# Your objective
Return the complete listing that follows, with each line reproduced exactly.

# Record excerpts
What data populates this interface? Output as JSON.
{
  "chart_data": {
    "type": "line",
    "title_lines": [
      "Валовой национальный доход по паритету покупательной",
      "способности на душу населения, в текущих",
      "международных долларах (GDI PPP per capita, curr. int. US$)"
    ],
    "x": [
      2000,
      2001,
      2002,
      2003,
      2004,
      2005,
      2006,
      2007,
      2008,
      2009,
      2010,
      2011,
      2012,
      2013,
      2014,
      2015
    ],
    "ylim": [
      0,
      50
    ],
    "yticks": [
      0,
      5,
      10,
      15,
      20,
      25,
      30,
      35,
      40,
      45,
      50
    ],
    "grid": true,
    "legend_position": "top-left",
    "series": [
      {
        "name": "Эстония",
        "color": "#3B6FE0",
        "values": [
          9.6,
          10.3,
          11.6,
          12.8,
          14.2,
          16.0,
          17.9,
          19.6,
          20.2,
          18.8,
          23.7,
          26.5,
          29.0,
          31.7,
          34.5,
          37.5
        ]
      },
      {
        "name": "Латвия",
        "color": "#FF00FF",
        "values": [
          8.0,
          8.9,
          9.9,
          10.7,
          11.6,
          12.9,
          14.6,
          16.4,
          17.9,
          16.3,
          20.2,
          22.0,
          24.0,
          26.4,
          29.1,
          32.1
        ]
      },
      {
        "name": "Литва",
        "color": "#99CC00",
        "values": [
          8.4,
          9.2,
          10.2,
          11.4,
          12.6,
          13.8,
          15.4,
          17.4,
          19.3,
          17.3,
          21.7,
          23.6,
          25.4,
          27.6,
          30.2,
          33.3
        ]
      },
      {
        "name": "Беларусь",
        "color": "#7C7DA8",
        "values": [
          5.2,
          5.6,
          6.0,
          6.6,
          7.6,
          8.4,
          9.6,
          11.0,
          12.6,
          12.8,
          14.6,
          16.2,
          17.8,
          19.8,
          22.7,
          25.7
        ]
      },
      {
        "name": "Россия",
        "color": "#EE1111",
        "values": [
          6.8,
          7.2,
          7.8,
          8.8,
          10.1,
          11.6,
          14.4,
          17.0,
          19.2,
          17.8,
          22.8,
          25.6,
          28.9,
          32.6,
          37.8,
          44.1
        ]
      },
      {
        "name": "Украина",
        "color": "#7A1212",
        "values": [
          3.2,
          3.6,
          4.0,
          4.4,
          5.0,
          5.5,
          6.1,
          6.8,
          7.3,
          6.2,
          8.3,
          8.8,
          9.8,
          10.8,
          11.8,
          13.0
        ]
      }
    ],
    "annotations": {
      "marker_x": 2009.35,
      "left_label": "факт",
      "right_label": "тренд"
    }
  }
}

# Reply to the exercise
What data populates this interface? Output as JSON.
{
  "chart_data": {
    "type": "line",
    "title_lines": [
      "Валовой национальный доход по паритету покупательной",
      "способности на душу населения, в текущих",
      "международных долларах (GDI PPP per capita, curr. int. US$)"
    ],
    "x": [
      2000,
      2001,
      2002,
      2003,
      2004,
      2005,
      2006,
      2007,
      2008,
      2009,
      2010,
      2011,
      2012,
      2013,
      2014,
      2015
    ],
    "ylim": [
      0,
      50
    ],
    "yticks": [
      0,
      5,
      10,
      15,
      20,
      25,
      30,
      35,
      40,
      45,
      50
    ],
    "grid": true,
    "legend_position": "top-left",
    "series": [
      {
        "name": "Эстония",
        "color": "#3B6FE0",
        "values": [
          9.6,
          10.3,
          11.6,
          12.8,
          14.2,
          16.0,
          17.9,
          19.6,
          20.2,
          18.8,
          23.7,
          26.5,
          29.0,
          31.7,
          34.5,
          37.5
        ]
      },
      {
        "name": "Латвия",
        "color": "#FF00FF",
        "values": [
          8.0,
          8.9,
          9.9,
          10.7,
          11.6,
          12.9,
          14.6,
          16.4,
          17.9,
          16.3,
          20.2,
          22.0,
          24.0,
          26.4,
          29.1,
          32.1
        ]
      },
      {
        "name": "Литва",
        "color": "#99CC00",
        "values": [
          8.4,
          9.2,
          10.2,
          11.4,
          12.6,
          13.8,
          15.4,
          17.4,
          19.3,
          17.3,
          21.7,
          23.6,
          25.4,
          27.6,
          30.2,
          33.3
        ]
      },
      {
        "name": "Беларусь",
        "color": "#7C7DA8",
        "values": [
          5.2,
          5.6,
          6.0,
          6.6,
          7.6,
          8.4,
          9.6,
          11.0,
          12.6,
          12.8,
          14.6,
          16.2,
          17.8,
          19.8,
          22.7,
          25.7
        ]
      },
      {
        "name": "Россия",
        "color": "#EE1111",
        "values": [
          6.8,
          7.2,
          7.8,
          8.8,
          10.1,
          11.6,
          14.4,
          17.0,
          19.2,
          17.8,
          22.8,
          25.6,
          28.9,
          32.6,
          37.8,
          44.1
        ]
      },
      {
        "name": "Украина",
        "color": "#7A1212",
        "values": [
          3.2,
          3.6,
          4.0,
          4.4,
          5.0,
          5.5,
          6.1,
          6.8,
          7.3,
          6.2,
          8.3,
          8.8,
          9.8,
          10.8,
          11.8,
          13.0
        ]
      }
    ],
    "annotations": {
      "marker_x": 2009.35,
      "left_label": "факт",
      "right_label": "тренд"
    }
  }
}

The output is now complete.